Do this ▸ Will you give the material below again, every line exactly as it is?

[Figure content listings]
-- -- --

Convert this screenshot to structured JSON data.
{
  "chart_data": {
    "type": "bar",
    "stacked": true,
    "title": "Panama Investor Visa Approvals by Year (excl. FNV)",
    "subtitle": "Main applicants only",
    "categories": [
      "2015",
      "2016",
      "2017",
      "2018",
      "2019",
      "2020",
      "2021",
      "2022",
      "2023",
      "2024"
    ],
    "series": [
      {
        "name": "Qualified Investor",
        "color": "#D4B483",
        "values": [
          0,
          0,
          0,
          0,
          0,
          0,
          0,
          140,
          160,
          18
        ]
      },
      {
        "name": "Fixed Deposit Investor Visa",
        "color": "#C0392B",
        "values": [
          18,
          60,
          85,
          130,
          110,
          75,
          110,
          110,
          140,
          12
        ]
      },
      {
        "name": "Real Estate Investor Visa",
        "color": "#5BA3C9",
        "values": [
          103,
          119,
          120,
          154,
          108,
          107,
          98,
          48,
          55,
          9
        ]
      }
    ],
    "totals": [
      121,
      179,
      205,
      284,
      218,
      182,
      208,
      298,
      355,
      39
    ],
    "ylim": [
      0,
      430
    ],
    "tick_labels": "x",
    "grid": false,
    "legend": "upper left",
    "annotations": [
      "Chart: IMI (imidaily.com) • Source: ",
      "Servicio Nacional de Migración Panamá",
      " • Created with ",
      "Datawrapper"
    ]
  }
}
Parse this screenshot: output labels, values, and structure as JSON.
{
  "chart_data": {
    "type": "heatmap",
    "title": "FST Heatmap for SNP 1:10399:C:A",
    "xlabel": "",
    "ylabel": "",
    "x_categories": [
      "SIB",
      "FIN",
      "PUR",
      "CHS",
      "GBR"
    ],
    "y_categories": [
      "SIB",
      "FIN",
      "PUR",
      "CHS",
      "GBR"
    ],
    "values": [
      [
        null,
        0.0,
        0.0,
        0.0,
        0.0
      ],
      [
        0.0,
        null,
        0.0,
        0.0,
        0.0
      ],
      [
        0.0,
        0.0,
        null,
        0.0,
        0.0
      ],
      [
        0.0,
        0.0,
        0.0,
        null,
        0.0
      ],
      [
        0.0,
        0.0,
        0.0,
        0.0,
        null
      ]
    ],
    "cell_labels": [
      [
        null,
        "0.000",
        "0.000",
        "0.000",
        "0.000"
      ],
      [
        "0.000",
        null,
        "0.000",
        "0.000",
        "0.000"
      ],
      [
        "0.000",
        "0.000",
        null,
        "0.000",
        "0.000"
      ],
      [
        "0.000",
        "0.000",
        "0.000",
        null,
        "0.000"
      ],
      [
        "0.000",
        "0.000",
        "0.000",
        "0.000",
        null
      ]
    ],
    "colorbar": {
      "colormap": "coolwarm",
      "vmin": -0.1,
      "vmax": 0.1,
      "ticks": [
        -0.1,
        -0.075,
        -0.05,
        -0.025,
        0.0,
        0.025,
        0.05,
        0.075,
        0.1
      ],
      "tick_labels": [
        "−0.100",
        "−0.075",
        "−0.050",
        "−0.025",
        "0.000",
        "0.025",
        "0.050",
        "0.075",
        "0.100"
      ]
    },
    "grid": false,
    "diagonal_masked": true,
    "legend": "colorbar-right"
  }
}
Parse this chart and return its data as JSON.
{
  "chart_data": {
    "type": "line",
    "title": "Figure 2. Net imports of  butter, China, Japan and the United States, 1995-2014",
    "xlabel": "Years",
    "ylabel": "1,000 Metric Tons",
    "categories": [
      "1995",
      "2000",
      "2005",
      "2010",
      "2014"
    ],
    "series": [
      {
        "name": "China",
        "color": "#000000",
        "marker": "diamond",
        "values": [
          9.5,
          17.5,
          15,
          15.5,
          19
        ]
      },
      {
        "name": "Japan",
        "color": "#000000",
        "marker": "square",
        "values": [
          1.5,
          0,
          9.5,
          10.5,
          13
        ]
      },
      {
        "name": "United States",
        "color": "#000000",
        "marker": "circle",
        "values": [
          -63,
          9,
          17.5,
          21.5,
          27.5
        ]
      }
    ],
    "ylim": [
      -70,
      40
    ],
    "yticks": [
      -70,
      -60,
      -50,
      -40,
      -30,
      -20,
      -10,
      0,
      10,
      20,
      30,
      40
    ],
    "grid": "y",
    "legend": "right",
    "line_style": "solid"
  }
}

-- -- --

Result of this exercise ▸
Convert this screenshot to structured JSON data.
{
  "chart_data": {
    "type": "bar",
    "stacked": true,
    "title": "Panama Investor Visa Approvals by Year (excl. FNV)",
    "subtitle": "Main applicants only",
    "categories": [
      "2015",
      "2016",
      "2017",
      "2018",
      "2019",
      "2020",
      "2021",
      "2022",
      "2023",
      "2024"
    ],
    "series": [
      {
        "name": "Qualified Investor",
        "color": "#D4B483",
        "values": [
          0,
          0,
          0,
          0,
          0,
          0,
          0,
          140,
          160,
          18
        ]
      },
      {
        "name": "Fixed Deposit Investor Visa",
        "color": "#C0392B",
        "values": [
          18,
          60,
          85,
          130,
          110,
          75,
          110,
          110,
          140,
          12
        ]
      },
      {
        "name": "Real Estate Investor Visa",
        "color": "#5BA3C9",
        "values": [
          103,
          119,
          120,
          154,
          108,
          107,
          98,
          48,
          55,
          9
        ]
      }
    ],
    "totals": [
      121,
      179,
      205,
      284,
      218,
      182,
      208,
      298,
      355,
      39
    ],
    "ylim": [
      0,
      430
    ],
    "tick_labels": "x",
    "grid": false,
    "legend": "upper left",
    "annotations": [
      "Chart: IMI (imidaily.com) • Source: ",
      "Servicio Nacional de Migración Panamá",
      " • Created with ",
      "Datawrapper"
    ]
  }
}
Parse this screenshot: output labels, values, and structure as JSON.
{
  "chart_data": {
    "type": "heatmap",
    "title": "FST Heatmap for SNP 1:10399:C:A",
    "xlabel": "",
    "ylabel": "",
    "x_categories": [
      "SIB",
      "FIN",
      "PUR",
      "CHS",
      "GBR"
    ],
    "y_categories": [
      "SIB",
      "FIN",
      "PUR",
      "CHS",
      "GBR"
    ],
    "values": [
      [
        null,
        0.0,
        0.0,
        0.0,
        0.0
      ],
      [
        0.0,
        null,
        0.0,
        0.0,
        0.0
      ],
      [
        0.0,
        0.0,
        null,
        0.0,
        0.0
      ],
      [
        0.0,
        0.0,
        0.0,
        null,
        0.0
      ],
      [
        0.0,
        0.0,
        0.0,
        0.0,
        null
      ]
    ],
    "cell_labels": [
      [
        null,
        "0.000",
        "0.000",
        "0.000",
        "0.000"
      ],
      [
        "0.000",
        null,
        "0.000",
        "0.000",
        "0.000"
      ],
      [
        "0.000",
        "0.000",
        null,
        "0.000",
        "0.000"
      ],
      [
        "0.000",
        "0.000",
        "0.000",
        null,
        "0.000"
      ],
      [
        "0.000",
        "0.000",
        "0.000",
        "0.000",
        null
      ]
    ],
    "colorbar": {
      "colormap": "coolwarm",
      "vmin": -0.1,
      "vmax": 0.1,
      "ticks": [
        -0.1,
        -0.075,
        -0.05,
        -0.025,
        0.0,
        0.025,
        0.05,
        0.075,
        0.1
      ],
      "tick_labels": [
        "−0.100",
        "−0.075",
        "−0.050",
        "−0.025",
        "0.000",
        "0.025",
        "0.050",
        "0.075",
        "0.100"
      ]
    },
    "grid": false,
    "diagonal_masked": true,
    "legend": "colorbar-right"
  }
}
Parse this chart and return its data as JSON.
{
  "chart_data": {
    "type": "line",
    "title": "Figure 2. Net imports of  butter, China, Japan and the United States, 1995-2014",
    "xlabel": "Years",
    "ylabel": "1,000 Metric Tons",
    "categories": [
      "1995",
      "2000",
      "2005",
      "2010",
      "2014"
    ],
    "series": [
      {
        "name": "China",
        "color": "#000000",
        "marker": "diamond",
        "values": [
          9.5,
          17.5,
          15,
          15.5,
          19
        ]
      },
      {
        "name": "Japan",
        "color": "#000000",
        "marker": "square",
        "values": [
          1.5,
          0,
          9.5,
          10.5,
          13
        ]
      },
      {
        "name": "United States",
        "color": "#000000",
        "marker": "circle",
        "values": [
          -63,
          9,
          17.5,
          21.5,
          27.5
        ]
      }
    ],
    "ylim": [
      -70,
      40
    ],
    "yticks": [
      -70,
      -60,
      -50,
      -40,
      -30,
      -20,
      -10,
      0,
      10,
      20,
      30,
      40
    ],
    "grid": "y",
    "legend": "right",
    "line_style": "solid"
  }
}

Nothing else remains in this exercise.